GOAL |
In the data below, restate exactly the lines from the one with "Transcribe the text in this document." to the final line, both included, but not the pictures.

RECORDS TO PROCESS |
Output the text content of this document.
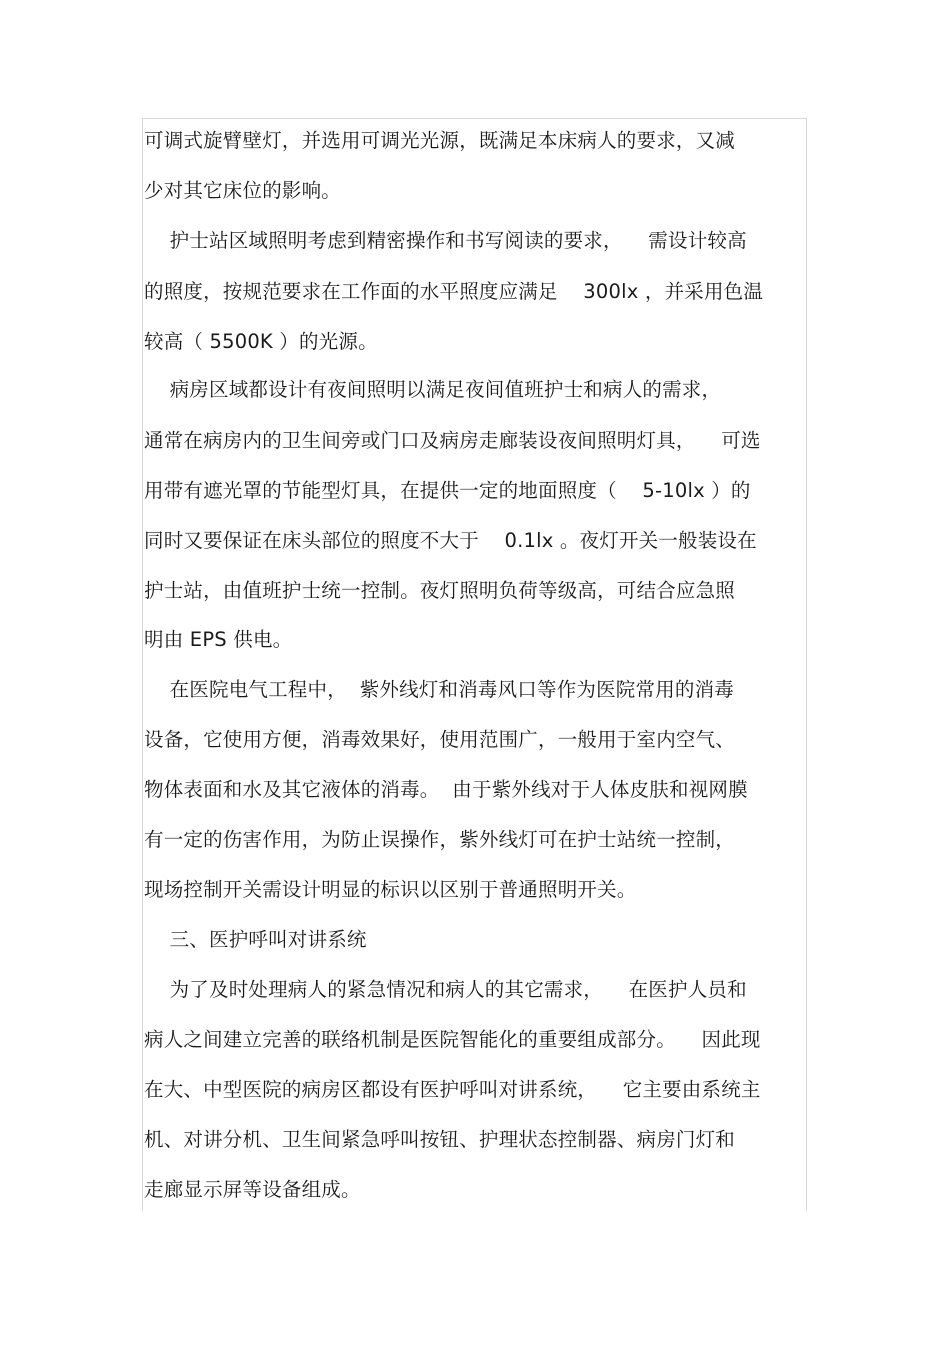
可调式旋臂壁灯，并选用可调光光源，既满足本床病人的要求，又减
少对其它床位的影响。
护士站区域照明考虑到精密操作和书写阅读的要求，    需设计较高
的照度，按规范要求在工作面的水平照度应满足    300lx ，并采用色温
较高（ 5500K ）的光源。
病房区域都设计有夜间照明以满足夜间值班护士和病人的需求，
通常在病房内的卫生间旁或门口及病房走廊装设夜间照明灯具，    可选
用带有遮光罩的节能型灯具，在提供一定的地面照度（    5-10lx ）的
同时又要保证在床头部位的照度不大于    0.1lx 。夜灯开关一般装设在
护士站，由值班护士统一控制。夜灯照明负荷等级高，可结合应急照
明由 EPS 供电。
在医院电气工程中，  紫外线灯和消毒风口等作为医院常用的消毒
设备，它使用方便，消毒效果好，使用范围广，一般用于室内空气、
物体表面和水及其它液体的消毒。  由于紫外线对于人体皮肤和视网膜
有一定的伤害作用，为防止误操作，紫外线灯可在护士站统一控制，
现场控制开关需设计明显的标识以区别于普通照明开关。
三、医护呼叫对讲系统
为了及时处理病人的紧急情况和病人的其它需求，    在医护人员和
病人之间建立完善的联络机制是医院智能化的重要组成部分。    因此现
在大、中型医院的病房区都设有医护呼叫对讲系统，    它主要由系统主
机、对讲分机、卫生间紧急呼叫按钮、护理状态控制器、病房门灯和
走廊显示屏等设备组成。
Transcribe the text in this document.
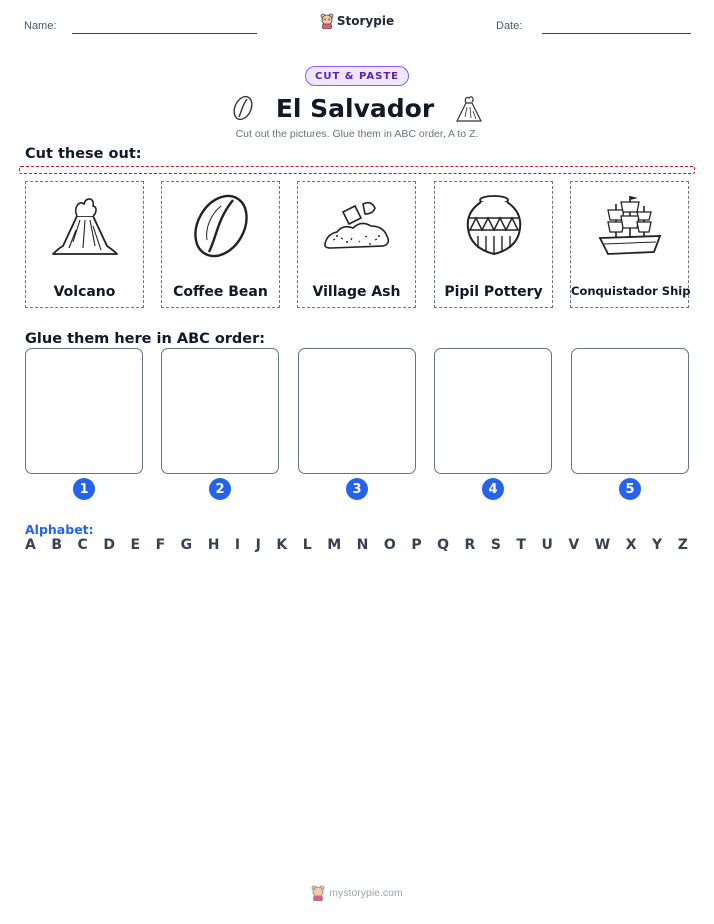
Name:	Storypie	Date:
CUT & PASTE
El Salvador
Cut out the pictures. Glue them in ABC order, A to Z.
Cut these out:
Volcano	Coffee Bean	Village Ash	Pipil Pottery	Conquistador Ship
Glue them here in ABC order:
1	2	3	4	5
Alphabet:
A B C D E F G H I J K L M N O P Q R S T U V W X Y Z
mystorypie.com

EXERCISE SOLUTION |
Transcribe the text in this document.
Name:	Storypie	Date:
CUT & PASTE
El Salvador
Cut out the pictures. Glue them in ABC order, A to Z.
Cut these out:
Volcano	Coffee Bean	Village Ash	Pipil Pottery	Conquistador Ship
Glue them here in ABC order:
1	2	3	4	5
Alphabet:
A B C D E F G H I J K L M N O P Q R S T U V W X Y Z
mystorypie.com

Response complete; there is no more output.